EXERCISE TASK → Tally up the lines carrying the string "JSON" and respond with only the resulting number.

SUPPLIED DATA →

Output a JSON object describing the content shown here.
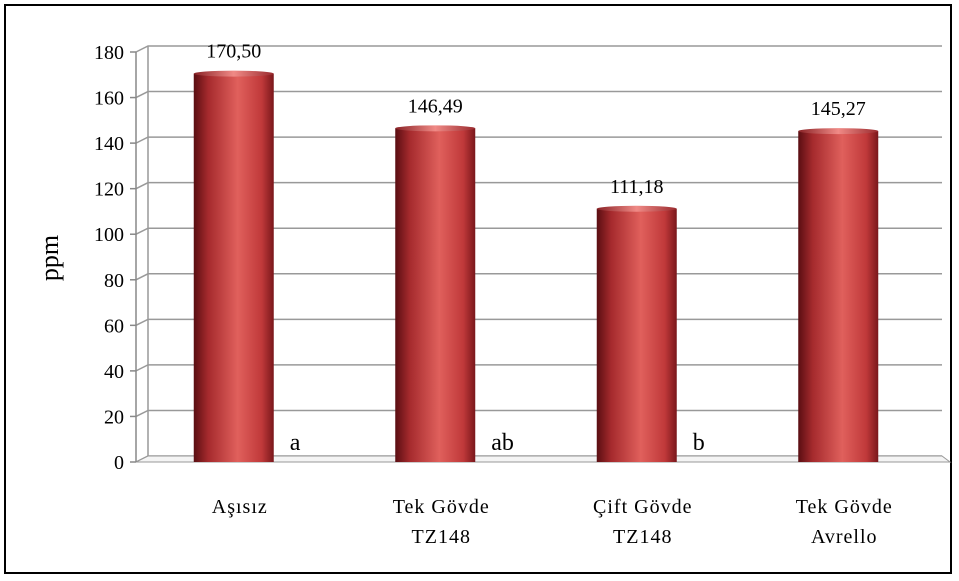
{
  "chart_data": {
    "type": "bar",
    "title": "",
    "xlabel": "",
    "ylabel": "ppm",
    "ylim": [
      0,
      180
    ],
    "yticks": [
      "0",
      "20",
      "40",
      "60",
      "80",
      "100",
      "120",
      "140",
      "160",
      "180"
    ],
    "categories": [
      [
        "Aşısız"
      ],
      [
        "Tek Gövde",
        "TZ148"
      ],
      [
        "Çift Gövde",
        "TZ148"
      ],
      [
        "Tek Gövde",
        "Avrello"
      ]
    ],
    "values": [
      170.5,
      146.49,
      111.18,
      145.27
    ],
    "value_labels": [
      "170,50",
      "146,49",
      "111,18",
      "145,27"
    ],
    "group_letters": [
      "a",
      "ab",
      "b",
      ""
    ],
    "grid": true,
    "legend": "none",
    "colors": {
      "bar_light": "#e0605c",
      "bar_mid": "#c0393a",
      "bar_dark": "#6a1216",
      "grid": "#999999"
    }
  }
}
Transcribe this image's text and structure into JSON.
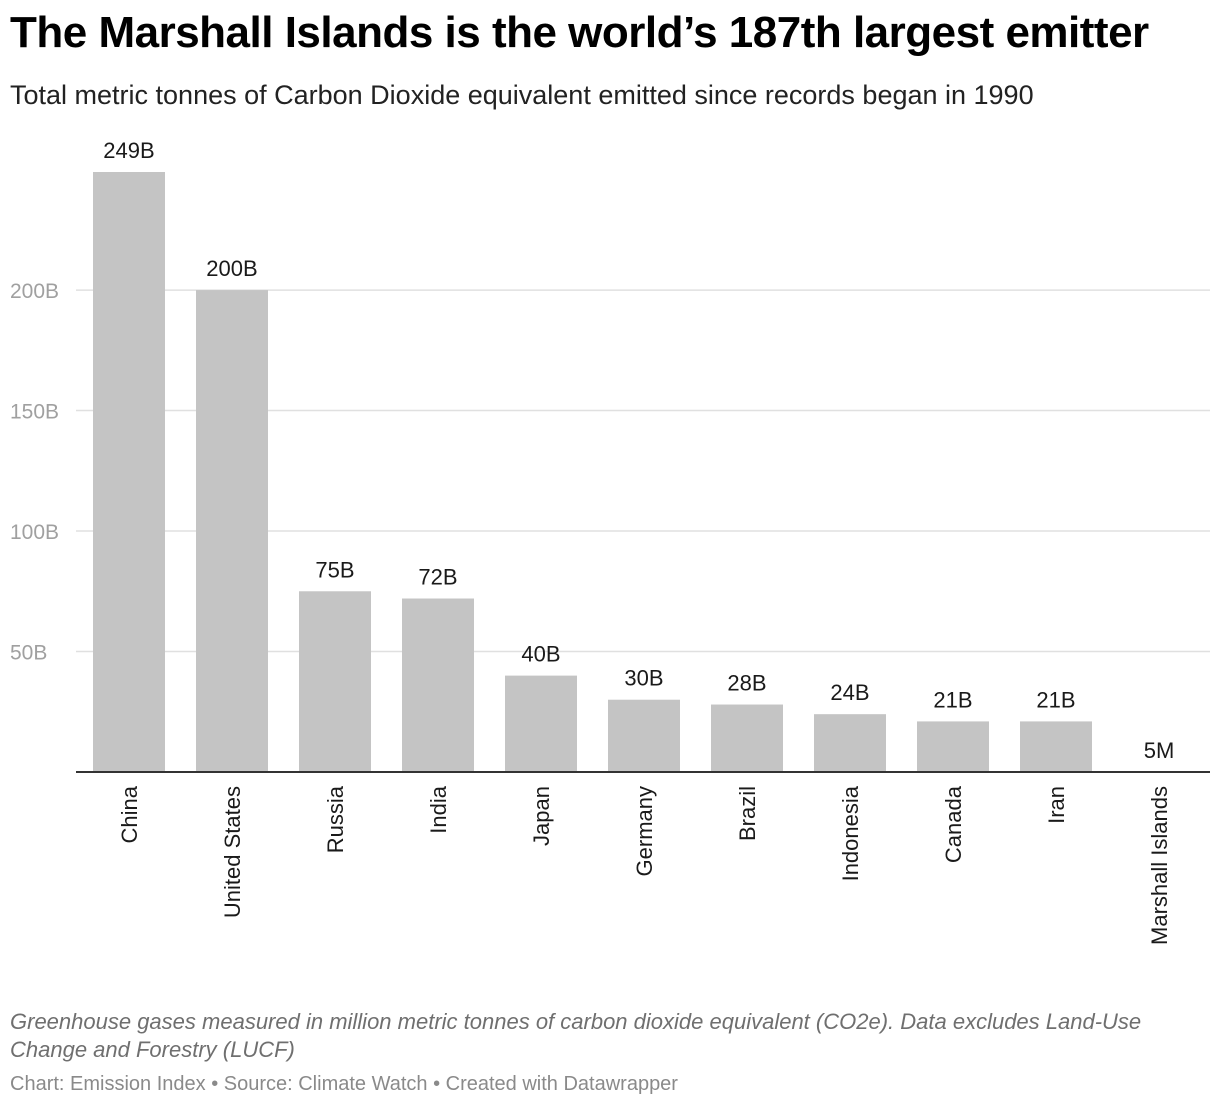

CORRECT ANSWER → 2